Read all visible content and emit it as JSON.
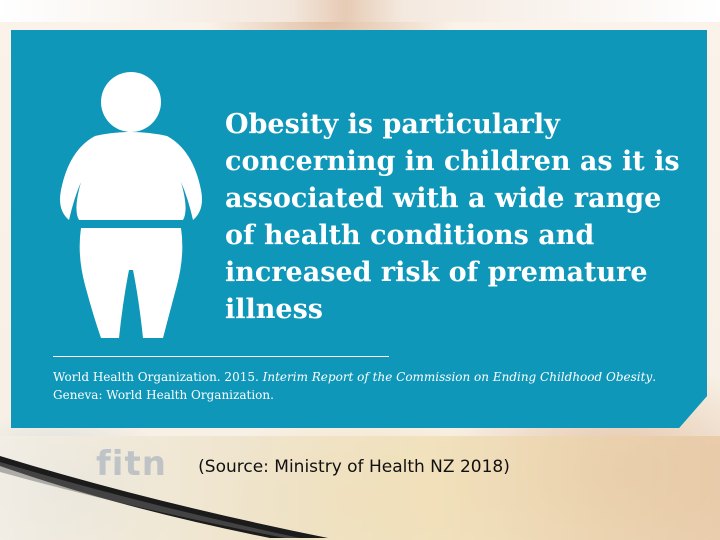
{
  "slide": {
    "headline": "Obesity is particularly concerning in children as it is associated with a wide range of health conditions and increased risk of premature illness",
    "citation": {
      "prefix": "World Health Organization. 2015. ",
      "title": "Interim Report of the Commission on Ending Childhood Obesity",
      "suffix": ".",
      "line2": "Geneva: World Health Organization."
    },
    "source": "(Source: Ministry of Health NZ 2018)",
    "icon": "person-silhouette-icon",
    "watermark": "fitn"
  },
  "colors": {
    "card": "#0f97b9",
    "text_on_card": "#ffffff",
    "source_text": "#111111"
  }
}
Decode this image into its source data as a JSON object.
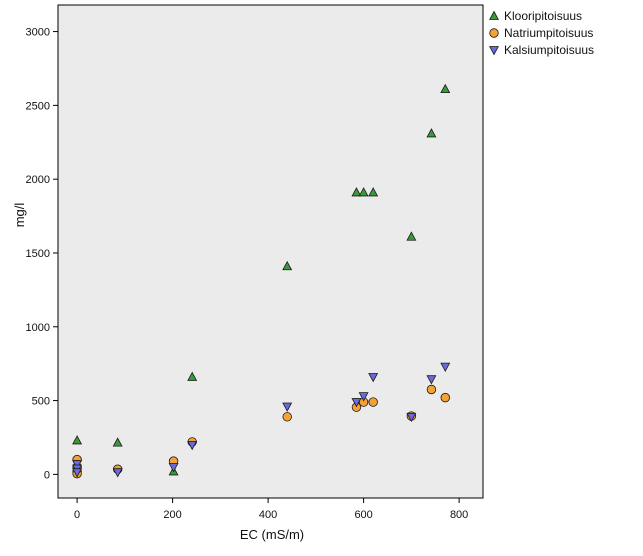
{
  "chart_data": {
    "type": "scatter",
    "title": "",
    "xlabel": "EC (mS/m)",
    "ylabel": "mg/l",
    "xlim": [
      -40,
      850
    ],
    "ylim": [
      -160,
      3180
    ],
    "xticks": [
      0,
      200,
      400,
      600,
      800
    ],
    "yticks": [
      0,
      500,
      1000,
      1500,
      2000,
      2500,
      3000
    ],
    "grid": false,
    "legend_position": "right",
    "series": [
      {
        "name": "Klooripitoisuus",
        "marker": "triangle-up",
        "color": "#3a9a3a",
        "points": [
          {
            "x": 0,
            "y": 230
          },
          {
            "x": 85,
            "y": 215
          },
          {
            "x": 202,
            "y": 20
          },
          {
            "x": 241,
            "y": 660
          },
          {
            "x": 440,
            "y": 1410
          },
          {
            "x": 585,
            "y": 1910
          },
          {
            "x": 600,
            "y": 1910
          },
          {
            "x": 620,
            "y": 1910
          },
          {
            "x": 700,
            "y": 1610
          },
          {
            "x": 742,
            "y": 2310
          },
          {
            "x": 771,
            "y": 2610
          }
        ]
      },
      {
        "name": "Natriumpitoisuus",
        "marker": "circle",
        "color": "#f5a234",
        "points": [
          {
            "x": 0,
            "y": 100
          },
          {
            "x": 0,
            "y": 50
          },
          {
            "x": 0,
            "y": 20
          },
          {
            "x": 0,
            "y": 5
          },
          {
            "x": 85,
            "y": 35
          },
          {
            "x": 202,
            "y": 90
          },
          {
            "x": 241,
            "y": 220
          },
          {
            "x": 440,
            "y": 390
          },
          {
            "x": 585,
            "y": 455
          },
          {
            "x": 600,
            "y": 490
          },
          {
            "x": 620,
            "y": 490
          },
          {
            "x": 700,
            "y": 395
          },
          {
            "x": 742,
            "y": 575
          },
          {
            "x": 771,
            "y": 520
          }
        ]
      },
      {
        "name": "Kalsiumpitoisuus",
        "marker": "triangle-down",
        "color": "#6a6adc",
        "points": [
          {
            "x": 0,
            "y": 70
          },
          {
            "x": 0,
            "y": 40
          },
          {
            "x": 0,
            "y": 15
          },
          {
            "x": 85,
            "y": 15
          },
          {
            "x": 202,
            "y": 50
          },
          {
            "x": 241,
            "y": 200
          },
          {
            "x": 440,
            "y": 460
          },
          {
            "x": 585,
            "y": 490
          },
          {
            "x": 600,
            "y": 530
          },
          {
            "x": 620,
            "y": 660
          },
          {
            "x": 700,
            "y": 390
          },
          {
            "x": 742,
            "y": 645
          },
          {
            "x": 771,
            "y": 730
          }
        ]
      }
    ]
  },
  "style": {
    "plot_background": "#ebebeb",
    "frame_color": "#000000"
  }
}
+++
TASK BRIEF – Copy all lines from the data that hold the word "name".

OUTPUT –
        "name": "Klooripitoisuus",
        "name": "Natriumpitoisuus",
        "name": "Kalsiumpitoisuus",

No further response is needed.